[Short exercise]
Output each line of the material exactly as it stands.

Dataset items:
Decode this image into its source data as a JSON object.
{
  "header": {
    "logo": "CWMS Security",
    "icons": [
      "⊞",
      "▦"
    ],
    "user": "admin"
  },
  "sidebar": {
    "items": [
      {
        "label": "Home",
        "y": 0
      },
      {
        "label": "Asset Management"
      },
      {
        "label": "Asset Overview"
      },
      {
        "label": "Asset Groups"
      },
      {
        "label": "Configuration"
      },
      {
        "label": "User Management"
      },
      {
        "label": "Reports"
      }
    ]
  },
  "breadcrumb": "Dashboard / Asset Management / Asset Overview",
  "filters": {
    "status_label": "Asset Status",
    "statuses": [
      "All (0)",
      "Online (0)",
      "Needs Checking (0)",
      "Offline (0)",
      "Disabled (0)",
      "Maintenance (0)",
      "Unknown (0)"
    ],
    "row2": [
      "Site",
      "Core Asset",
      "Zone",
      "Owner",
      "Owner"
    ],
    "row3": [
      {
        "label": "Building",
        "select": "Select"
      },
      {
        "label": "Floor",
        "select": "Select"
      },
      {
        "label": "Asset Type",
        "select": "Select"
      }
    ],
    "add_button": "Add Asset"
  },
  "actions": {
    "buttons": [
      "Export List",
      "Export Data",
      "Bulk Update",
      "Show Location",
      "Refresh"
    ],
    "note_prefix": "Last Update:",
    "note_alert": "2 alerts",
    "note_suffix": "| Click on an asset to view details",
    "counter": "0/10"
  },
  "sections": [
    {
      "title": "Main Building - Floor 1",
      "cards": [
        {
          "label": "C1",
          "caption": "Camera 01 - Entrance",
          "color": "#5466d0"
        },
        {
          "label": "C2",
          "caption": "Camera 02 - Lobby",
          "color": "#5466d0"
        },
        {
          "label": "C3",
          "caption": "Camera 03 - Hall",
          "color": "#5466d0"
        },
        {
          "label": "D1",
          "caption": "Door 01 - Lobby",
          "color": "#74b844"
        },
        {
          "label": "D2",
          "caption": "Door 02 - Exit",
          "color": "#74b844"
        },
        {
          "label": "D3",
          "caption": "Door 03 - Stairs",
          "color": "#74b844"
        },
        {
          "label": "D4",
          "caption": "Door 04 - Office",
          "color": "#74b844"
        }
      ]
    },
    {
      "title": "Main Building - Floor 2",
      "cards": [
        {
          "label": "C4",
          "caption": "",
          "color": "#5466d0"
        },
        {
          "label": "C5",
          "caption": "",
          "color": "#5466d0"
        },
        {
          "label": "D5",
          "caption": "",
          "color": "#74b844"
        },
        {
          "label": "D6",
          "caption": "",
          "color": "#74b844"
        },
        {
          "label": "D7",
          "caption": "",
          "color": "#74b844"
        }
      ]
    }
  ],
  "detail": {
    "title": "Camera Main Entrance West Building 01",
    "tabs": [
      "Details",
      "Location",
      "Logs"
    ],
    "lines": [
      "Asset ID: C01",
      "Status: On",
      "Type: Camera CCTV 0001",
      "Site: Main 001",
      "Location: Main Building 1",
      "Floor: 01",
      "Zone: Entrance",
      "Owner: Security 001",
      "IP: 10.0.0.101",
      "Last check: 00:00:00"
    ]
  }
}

[Answer to the task]
Decode this image into its source data as a JSON object.
{
  "header": {
    "logo": "CWMS Security",
    "icons": [
      "⊞",
      "▦"
    ],
    "user": "admin"
  },
  "sidebar": {
    "items": [
      {
        "label": "Home",
        "y": 0
      },
      {
        "label": "Asset Management"
      },
      {
        "label": "Asset Overview"
      },
      {
        "label": "Asset Groups"
      },
      {
        "label": "Configuration"
      },
      {
        "label": "User Management"
      },
      {
        "label": "Reports"
      }
    ]
  },
  "breadcrumb": "Dashboard / Asset Management / Asset Overview",
  "filters": {
    "status_label": "Asset Status",
    "statuses": [
      "All (0)",
      "Online (0)",
      "Needs Checking (0)",
      "Offline (0)",
      "Disabled (0)",
      "Maintenance (0)",
      "Unknown (0)"
    ],
    "row2": [
      "Site",
      "Core Asset",
      "Zone",
      "Owner",
      "Owner"
    ],
    "row3": [
      {
        "label": "Building",
        "select": "Select"
      },
      {
        "label": "Floor",
        "select": "Select"
      },
      {
        "label": "Asset Type",
        "select": "Select"
      }
    ],
    "add_button": "Add Asset"
  },
  "actions": {
    "buttons": [
      "Export List",
      "Export Data",
      "Bulk Update",
      "Show Location",
      "Refresh"
    ],
    "note_prefix": "Last Update:",
    "note_alert": "2 alerts",
    "note_suffix": "| Click on an asset to view details",
    "counter": "0/10"
  },
  "sections": [
    {
      "title": "Main Building - Floor 1",
      "cards": [
        {
          "label": "C1",
          "caption": "Camera 01 - Entrance",
          "color": "#5466d0"
        },
        {
          "label": "C2",
          "caption": "Camera 02 - Lobby",
          "color": "#5466d0"
        },
        {
          "label": "C3",
          "caption": "Camera 03 - Hall",
          "color": "#5466d0"
        },
        {
          "label": "D1",
          "caption": "Door 01 - Lobby",
          "color": "#74b844"
        },
        {
          "label": "D2",
          "caption": "Door 02 - Exit",
          "color": "#74b844"
        },
        {
          "label": "D3",
          "caption": "Door 03 - Stairs",
          "color": "#74b844"
        },
        {
          "label": "D4",
          "caption": "Door 04 - Office",
          "color": "#74b844"
        }
      ]
    },
    {
      "title": "Main Building - Floor 2",
      "cards": [
        {
          "label": "C4",
          "caption": "",
          "color": "#5466d0"
        },
        {
          "label": "C5",
          "caption": "",
          "color": "#5466d0"
        },
        {
          "label": "D5",
          "caption": "",
          "color": "#74b844"
        },
        {
          "label": "D6",
          "caption": "",
          "color": "#74b844"
        },
        {
          "label": "D7",
          "caption": "",
          "color": "#74b844"
        }
      ]
    }
  ],
  "detail": {
    "title": "Camera Main Entrance West Building 01",
    "tabs": [
      "Details",
      "Location",
      "Logs"
    ],
    "lines": [
      "Asset ID: C01",
      "Status: On",
      "Type: Camera CCTV 0001",
      "Site: Main 001",
      "Location: Main Building 1",
      "Floor: 01",
      "Zone: Entrance",
      "Owner: Security 001",
      "IP: 10.0.0.101",
      "Last check: 00:00:00"
    ]
  }
}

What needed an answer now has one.